Exercise directions
Note how many lines in the entries contain the string "this", then give that number and nothing else.

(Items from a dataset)
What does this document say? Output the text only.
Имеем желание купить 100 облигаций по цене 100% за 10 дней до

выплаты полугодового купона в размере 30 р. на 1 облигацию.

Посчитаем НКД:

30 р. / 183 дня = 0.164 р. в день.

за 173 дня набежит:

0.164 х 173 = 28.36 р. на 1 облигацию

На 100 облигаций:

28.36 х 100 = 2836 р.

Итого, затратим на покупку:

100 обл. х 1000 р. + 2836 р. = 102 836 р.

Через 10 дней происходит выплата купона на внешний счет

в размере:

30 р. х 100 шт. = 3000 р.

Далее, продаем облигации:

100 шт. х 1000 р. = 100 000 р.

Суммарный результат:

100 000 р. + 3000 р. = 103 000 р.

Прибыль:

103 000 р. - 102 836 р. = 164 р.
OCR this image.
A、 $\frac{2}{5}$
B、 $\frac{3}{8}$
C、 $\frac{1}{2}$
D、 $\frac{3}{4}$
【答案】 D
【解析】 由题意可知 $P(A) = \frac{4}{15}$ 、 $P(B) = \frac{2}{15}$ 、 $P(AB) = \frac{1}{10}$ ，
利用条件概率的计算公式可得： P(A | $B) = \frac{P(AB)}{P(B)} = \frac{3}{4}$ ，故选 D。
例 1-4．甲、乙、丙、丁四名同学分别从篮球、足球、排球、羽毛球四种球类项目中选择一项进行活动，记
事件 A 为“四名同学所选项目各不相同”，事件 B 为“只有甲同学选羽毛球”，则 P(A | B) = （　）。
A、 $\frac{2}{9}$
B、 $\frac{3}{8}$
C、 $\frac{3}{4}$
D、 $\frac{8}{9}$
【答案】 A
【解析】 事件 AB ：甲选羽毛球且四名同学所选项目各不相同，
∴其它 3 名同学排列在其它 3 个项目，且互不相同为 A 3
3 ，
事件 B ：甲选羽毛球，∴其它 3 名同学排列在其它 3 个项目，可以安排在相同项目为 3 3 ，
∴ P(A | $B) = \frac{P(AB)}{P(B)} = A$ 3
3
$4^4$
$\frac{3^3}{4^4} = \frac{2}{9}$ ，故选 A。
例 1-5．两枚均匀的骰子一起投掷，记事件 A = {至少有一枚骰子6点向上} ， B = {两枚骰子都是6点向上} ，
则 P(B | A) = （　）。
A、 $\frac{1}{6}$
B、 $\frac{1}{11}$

Exercise solution
2